'''
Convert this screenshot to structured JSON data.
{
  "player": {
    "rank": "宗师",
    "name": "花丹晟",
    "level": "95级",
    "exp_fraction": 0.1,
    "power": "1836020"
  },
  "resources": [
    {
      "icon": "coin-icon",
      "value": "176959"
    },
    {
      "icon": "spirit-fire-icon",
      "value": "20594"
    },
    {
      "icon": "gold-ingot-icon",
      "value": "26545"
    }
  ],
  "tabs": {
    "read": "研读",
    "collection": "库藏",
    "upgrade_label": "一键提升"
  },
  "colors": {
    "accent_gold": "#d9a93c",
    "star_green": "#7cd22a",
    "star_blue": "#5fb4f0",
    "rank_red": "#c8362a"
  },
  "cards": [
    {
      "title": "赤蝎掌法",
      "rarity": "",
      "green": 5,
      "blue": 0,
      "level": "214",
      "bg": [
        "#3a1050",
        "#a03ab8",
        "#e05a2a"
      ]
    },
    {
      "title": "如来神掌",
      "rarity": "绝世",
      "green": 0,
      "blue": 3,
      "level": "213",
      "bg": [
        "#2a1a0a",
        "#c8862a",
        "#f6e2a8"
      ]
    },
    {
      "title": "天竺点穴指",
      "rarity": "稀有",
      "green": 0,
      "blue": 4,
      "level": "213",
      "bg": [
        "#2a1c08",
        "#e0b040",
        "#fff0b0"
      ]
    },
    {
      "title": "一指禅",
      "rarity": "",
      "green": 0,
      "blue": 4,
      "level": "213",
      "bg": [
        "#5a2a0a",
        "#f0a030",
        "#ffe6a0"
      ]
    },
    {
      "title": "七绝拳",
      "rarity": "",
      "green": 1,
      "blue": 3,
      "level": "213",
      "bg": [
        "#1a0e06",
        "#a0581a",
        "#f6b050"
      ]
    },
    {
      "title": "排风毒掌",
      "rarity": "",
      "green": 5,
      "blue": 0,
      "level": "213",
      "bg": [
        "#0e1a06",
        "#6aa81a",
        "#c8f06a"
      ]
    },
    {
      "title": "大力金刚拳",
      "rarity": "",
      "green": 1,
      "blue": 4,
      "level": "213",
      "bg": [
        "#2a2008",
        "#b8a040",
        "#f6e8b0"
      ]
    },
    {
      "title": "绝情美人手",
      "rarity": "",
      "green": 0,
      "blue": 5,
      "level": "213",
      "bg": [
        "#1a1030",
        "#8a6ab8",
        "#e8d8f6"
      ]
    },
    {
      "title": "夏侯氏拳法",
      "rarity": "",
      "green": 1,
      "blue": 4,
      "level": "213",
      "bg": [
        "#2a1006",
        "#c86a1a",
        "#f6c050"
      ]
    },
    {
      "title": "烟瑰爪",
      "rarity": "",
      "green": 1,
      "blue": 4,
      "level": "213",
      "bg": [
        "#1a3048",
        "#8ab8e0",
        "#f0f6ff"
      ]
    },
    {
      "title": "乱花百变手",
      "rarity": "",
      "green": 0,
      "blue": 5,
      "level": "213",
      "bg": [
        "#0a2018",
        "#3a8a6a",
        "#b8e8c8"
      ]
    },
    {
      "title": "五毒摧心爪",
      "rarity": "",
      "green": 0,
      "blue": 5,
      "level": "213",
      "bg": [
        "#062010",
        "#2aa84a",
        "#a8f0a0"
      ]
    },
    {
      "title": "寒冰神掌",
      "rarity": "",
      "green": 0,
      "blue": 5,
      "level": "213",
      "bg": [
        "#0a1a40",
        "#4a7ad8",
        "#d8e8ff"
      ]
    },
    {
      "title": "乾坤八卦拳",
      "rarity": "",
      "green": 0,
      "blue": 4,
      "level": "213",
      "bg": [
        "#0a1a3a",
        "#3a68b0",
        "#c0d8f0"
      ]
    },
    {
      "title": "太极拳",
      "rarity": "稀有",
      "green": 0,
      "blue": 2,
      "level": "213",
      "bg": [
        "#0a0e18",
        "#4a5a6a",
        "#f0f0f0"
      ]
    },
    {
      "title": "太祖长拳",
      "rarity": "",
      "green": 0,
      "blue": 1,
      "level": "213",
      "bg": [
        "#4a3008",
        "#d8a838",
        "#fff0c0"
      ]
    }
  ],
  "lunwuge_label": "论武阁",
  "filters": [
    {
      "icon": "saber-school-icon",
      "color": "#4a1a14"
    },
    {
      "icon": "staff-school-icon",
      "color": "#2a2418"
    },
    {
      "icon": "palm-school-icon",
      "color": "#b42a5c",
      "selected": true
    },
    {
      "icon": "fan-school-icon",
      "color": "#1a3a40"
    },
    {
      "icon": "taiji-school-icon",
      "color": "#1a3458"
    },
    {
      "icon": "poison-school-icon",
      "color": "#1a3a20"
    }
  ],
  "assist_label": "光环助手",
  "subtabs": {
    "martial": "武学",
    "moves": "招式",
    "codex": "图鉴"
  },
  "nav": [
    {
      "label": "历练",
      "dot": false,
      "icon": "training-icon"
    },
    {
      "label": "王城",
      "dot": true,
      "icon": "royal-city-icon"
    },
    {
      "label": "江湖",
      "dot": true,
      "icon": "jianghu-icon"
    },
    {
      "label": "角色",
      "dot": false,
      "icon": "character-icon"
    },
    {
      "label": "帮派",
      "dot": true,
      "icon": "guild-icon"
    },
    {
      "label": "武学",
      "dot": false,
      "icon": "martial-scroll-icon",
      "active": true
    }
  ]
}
'''
Task: Copy out the material above in its entirety. Every detail must match.

Output of the exercise:
Convert this screenshot to structured JSON data.
{
  "player": {
    "rank": "宗师",
    "name": "花丹晟",
    "level": "95级",
    "exp_fraction": 0.1,
    "power": "1836020"
  },
  "resources": [
    {
      "icon": "coin-icon",
      "value": "176959"
    },
    {
      "icon": "spirit-fire-icon",
      "value": "20594"
    },
    {
      "icon": "gold-ingot-icon",
      "value": "26545"
    }
  ],
  "tabs": {
    "read": "研读",
    "collection": "库藏",
    "upgrade_label": "一键提升"
  },
  "colors": {
    "accent_gold": "#d9a93c",
    "star_green": "#7cd22a",
    "star_blue": "#5fb4f0",
    "rank_red": "#c8362a"
  },
  "cards": [
    {
      "title": "赤蝎掌法",
      "rarity": "",
      "green": 5,
      "blue": 0,
      "level": "214",
      "bg": [
        "#3a1050",
        "#a03ab8",
        "#e05a2a"
      ]
    },
    {
      "title": "如来神掌",
      "rarity": "绝世",
      "green": 0,
      "blue": 3,
      "level": "213",
      "bg": [
        "#2a1a0a",
        "#c8862a",
        "#f6e2a8"
      ]
    },
    {
      "title": "天竺点穴指",
      "rarity": "稀有",
      "green": 0,
      "blue": 4,
      "level": "213",
      "bg": [
        "#2a1c08",
        "#e0b040",
        "#fff0b0"
      ]
    },
    {
      "title": "一指禅",
      "rarity": "",
      "green": 0,
      "blue": 4,
      "level": "213",
      "bg": [
        "#5a2a0a",
        "#f0a030",
        "#ffe6a0"
      ]
    },
    {
      "title": "七绝拳",
      "rarity": "",
      "green": 1,
      "blue": 3,
      "level": "213",
      "bg": [
        "#1a0e06",
        "#a0581a",
        "#f6b050"
      ]
    },
    {
      "title": "排风毒掌",
      "rarity": "",
      "green": 5,
      "blue": 0,
      "level": "213",
      "bg": [
        "#0e1a06",
        "#6aa81a",
        "#c8f06a"
      ]
    },
    {
      "title": "大力金刚拳",
      "rarity": "",
      "green": 1,
      "blue": 4,
      "level": "213",
      "bg": [
        "#2a2008",
        "#b8a040",
        "#f6e8b0"
      ]
    },
    {
      "title": "绝情美人手",
      "rarity": "",
      "green": 0,
      "blue": 5,
      "level": "213",
      "bg": [
        "#1a1030",
        "#8a6ab8",
        "#e8d8f6"
      ]
    },
    {
      "title": "夏侯氏拳法",
      "rarity": "",
      "green": 1,
      "blue": 4,
      "level": "213",
      "bg": [
        "#2a1006",
        "#c86a1a",
        "#f6c050"
      ]
    },
    {
      "title": "烟瑰爪",
      "rarity": "",
      "green": 1,
      "blue": 4,
      "level": "213",
      "bg": [
        "#1a3048",
        "#8ab8e0",
        "#f0f6ff"
      ]
    },
    {
      "title": "乱花百变手",
      "rarity": "",
      "green": 0,
      "blue": 5,
      "level": "213",
      "bg": [
        "#0a2018",
        "#3a8a6a",
        "#b8e8c8"
      ]
    },
    {
      "title": "五毒摧心爪",
      "rarity": "",
      "green": 0,
      "blue": 5,
      "level": "213",
      "bg": [
        "#062010",
        "#2aa84a",
        "#a8f0a0"
      ]
    },
    {
      "title": "寒冰神掌",
      "rarity": "",
      "green": 0,
      "blue": 5,
      "level": "213",
      "bg": [
        "#0a1a40",
        "#4a7ad8",
        "#d8e8ff"
      ]
    },
    {
      "title": "乾坤八卦拳",
      "rarity": "",
      "green": 0,
      "blue": 4,
      "level": "213",
      "bg": [
        "#0a1a3a",
        "#3a68b0",
        "#c0d8f0"
      ]
    },
    {
      "title": "太极拳",
      "rarity": "稀有",
      "green": 0,
      "blue": 2,
      "level": "213",
      "bg": [
        "#0a0e18",
        "#4a5a6a",
        "#f0f0f0"
      ]
    },
    {
      "title": "太祖长拳",
      "rarity": "",
      "green": 0,
      "blue": 1,
      "level": "213",
      "bg": [
        "#4a3008",
        "#d8a838",
        "#fff0c0"
      ]
    }
  ],
  "lunwuge_label": "论武阁",
  "filters": [
    {
      "icon": "saber-school-icon",
      "color": "#4a1a14"
    },
    {
      "icon": "staff-school-icon",
      "color": "#2a2418"
    },
    {
      "icon": "palm-school-icon",
      "color": "#b42a5c",
      "selected": true
    },
    {
      "icon": "fan-school-icon",
      "color": "#1a3a40"
    },
    {
      "icon": "taiji-school-icon",
      "color": "#1a3458"
    },
    {
      "icon": "poison-school-icon",
      "color": "#1a3a20"
    }
  ],
  "assist_label": "光环助手",
  "subtabs": {
    "martial": "武学",
    "moves": "招式",
    "codex": "图鉴"
  },
  "nav": [
    {
      "label": "历练",
      "dot": false,
      "icon": "training-icon"
    },
    {
      "label": "王城",
      "dot": true,
      "icon": "royal-city-icon"
    },
    {
      "label": "江湖",
      "dot": true,
      "icon": "jianghu-icon"
    },
    {
      "label": "角色",
      "dot": false,
      "icon": "character-icon"
    },
    {
      "label": "帮派",
      "dot": true,
      "icon": "guild-icon"
    },
    {
      "label": "武学",
      "dot": false,
      "icon": "martial-scroll-icon",
      "active": true
    }
  ]
}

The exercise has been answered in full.